■ Document segment
══════

Time: A Thief We All Come to Know

During these turbulent times in the market, when volatility reigns supreme, measuring time is virtually impossible. How do we set a “time-post” down from which we can get our bearings?

Time: A Thief We All Come to Know

It is a very strange relationship that we have with time.

When we are young, we can’t wait to “grow up.” This is in sharp contrast to when we are older – reflecting the wrong moves that could easily have been made right if only we had the opportunity to “do it all over again.” The simple passage of time guarantees that we can not.

You might say that time is an “asset” whose value we often come to know – just as it is about run out.

During these turbulent times in the market, when volatility reigns supreme, measuring time is virtually impossible. How do we set a “time-post” down from which we can get our bearings? The investment landscape is being rewritten almost daily.

Technical analysts have a strong bias when it comes to time. For example, early pattern recognition can be very profitable.

We would call this “timely.”

However, if patterns form and stocks react accordingly, and we do not, we would call this “not in time.” So there it is – we need to be early, or we are too late.

But how does this guide us now, when the markets are gyrating like a kangaroo on a pogo stick?

Conviction.

We have or soon will “run out of time” when it comes to our long term waltz with the “debt devil.” It is time to choose a side.

The easy choice, and by far the most widely accepted one, is to find comfort that a problem deferred is a problem solved. Sure, this strategy has defined the last decade without any outward consequence. Exponential debt acceleration has become accepted as a modern economic “fact of life.”

══════

■ Exercise directions
Continue the essay on time and market conviction from its final sentence.

Data extracted from a collection:

══════

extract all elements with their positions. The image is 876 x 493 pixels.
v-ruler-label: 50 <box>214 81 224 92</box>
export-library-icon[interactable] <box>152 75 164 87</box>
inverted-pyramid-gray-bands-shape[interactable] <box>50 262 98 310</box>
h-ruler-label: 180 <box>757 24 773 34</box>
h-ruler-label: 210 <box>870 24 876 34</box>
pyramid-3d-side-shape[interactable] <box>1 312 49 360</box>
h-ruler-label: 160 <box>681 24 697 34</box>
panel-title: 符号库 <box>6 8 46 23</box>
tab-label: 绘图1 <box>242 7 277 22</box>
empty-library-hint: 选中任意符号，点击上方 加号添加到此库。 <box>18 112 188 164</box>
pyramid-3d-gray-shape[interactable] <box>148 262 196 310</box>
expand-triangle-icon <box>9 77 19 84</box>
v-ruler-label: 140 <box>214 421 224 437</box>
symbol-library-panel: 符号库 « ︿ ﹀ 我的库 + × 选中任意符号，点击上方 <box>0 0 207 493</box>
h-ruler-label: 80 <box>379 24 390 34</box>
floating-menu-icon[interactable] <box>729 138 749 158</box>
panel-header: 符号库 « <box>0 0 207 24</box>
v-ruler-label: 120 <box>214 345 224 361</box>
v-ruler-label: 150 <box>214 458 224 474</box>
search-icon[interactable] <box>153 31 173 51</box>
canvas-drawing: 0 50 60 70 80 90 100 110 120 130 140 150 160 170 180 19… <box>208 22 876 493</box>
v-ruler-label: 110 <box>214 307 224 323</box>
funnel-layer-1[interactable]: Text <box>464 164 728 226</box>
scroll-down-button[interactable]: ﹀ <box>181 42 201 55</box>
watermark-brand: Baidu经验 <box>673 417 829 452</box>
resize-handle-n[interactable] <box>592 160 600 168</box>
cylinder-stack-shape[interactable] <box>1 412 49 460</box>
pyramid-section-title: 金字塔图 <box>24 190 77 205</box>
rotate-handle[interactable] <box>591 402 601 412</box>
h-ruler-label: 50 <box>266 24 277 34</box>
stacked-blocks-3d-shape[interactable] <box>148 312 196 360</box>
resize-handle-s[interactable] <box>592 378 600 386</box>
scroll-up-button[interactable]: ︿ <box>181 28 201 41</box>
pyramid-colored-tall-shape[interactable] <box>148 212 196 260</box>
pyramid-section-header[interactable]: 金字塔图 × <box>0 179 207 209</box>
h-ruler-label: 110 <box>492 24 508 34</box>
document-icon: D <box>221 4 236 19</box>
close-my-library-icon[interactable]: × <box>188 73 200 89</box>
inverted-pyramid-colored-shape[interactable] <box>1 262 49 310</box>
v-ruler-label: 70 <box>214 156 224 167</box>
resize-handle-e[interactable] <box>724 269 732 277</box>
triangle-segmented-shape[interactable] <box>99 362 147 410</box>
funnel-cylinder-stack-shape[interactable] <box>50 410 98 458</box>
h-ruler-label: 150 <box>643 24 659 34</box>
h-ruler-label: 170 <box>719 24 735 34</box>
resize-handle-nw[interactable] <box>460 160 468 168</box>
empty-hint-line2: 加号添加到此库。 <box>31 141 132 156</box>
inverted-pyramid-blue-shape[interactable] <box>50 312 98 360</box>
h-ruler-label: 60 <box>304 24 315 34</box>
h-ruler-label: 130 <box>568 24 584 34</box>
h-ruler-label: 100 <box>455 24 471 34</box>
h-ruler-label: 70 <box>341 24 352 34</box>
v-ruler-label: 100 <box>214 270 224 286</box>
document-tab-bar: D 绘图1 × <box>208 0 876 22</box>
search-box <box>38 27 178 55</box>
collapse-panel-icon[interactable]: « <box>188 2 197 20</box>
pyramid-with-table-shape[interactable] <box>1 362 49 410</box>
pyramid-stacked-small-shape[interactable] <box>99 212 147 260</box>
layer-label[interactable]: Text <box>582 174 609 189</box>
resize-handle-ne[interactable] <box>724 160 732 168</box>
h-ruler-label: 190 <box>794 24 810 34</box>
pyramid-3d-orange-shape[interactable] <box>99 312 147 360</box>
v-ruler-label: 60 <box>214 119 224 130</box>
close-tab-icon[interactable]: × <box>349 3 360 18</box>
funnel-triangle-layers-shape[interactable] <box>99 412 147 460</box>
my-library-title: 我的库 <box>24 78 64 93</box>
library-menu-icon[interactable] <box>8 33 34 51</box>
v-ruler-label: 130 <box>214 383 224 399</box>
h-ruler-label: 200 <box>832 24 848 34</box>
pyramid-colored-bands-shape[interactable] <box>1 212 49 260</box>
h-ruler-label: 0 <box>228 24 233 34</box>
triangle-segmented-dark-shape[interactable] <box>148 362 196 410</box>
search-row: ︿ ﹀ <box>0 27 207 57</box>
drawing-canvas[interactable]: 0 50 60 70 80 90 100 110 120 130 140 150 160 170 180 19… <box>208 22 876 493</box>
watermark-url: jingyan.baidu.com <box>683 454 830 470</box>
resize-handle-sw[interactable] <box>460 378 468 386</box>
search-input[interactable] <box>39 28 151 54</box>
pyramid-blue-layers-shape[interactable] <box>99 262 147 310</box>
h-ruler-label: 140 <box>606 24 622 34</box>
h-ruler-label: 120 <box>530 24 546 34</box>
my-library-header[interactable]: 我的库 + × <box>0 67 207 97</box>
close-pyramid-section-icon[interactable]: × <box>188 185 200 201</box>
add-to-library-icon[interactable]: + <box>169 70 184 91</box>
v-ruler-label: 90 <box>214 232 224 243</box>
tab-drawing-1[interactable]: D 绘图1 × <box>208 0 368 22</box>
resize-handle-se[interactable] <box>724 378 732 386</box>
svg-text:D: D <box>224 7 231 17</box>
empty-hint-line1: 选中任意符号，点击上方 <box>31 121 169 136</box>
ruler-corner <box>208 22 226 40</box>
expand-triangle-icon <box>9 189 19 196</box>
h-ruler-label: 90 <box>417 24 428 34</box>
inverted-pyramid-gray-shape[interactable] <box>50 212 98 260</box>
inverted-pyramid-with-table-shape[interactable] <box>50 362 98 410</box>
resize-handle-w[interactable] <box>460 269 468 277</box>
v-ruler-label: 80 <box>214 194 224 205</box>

══════

■ The answer
All boats, from the smallest of rowboats to the largest of supertankers, have one thing in common: They can easily take on a little bit of water without sinking. Sinking only happens when the “water” overwhelms the “boat.”

Ask yourself the hard question and answer it honestly: “How much water (debt) is there in my economic boat (household)?”

Am I floating, or am I sinking?

How much “time” do I have left?

Time becomes a “thief” when we start to make financial decisions that ignore reality.

For example, the decade long marathon of financial nirvana that resulted in a quadrupling of the Dow has resulted in a degree of financial complacency that is as dangerous as it is foolish.

The best and brightest financial minds are almost cavalier in their assessment of the current market conditions. Some say, “Buy the Dip.” It has worked every time in the past.”

Hmmm, there is that word again – time.

I can think of one modern-day investor who understands time: John Paulson. Remember him? He’s the guy who bet that the value of US homes, which had gone up in value year after year after year, actually had a good chance of being worthless….turns out he was right. There was a movie made about it called “The Big Short,” based on a book by financial writer, and former Saloman Bros. bond salesman, Michael Lewis.

Another excellent reference (which took me the better part of a year to read) about the collapse of credit markets is noted below. It is an exhaustive report that is well worth reading if you have “time.”

Occam’s razor dictates that the simplest solution is often the one that is correct.

Let’s think about that for a moment.

Demographics clearly show that the “Baby Boomers,” who are retiring in great numbers, are going to stress pension plans to unimaginable limits*. Financial prudence, which would entail a mix of stocks and bonds, doesn’t seem to work as the payout from bonds deteriorates with each and every successive rate cut.

(*Ivan’s note. Perhaps we should recognize that the coronavirus COVID-19 could merely be a testing ground for a much better pandemic – in particular, one that affects the Old. Wipe out the Old, and many of these financial stresses and their ever-growing balance sheets are wiped out.”)

We need to redefine the term “reasonable return” if financial portfolios contain any appreciable allocation of bonds. (Of course, we are ignoring “junk bonds” as they do not seem like adequate choices for a retirement portfolio.)

Some say that the performance of the stock market is a “sleight of hand” due to financial engineering. Leveraged expansion with “cheap money” fueled stock buybacks resulting in higher and higher PEs and valuations. Compensation driven by stock performance has displaced compensation driven by corporate performance that included prudent stewardship.

Is it really that simple?

A runaway stock market, fuelled by a compliant FED and ignored by financial regulators, created the conditions for investors to go “all in” this time….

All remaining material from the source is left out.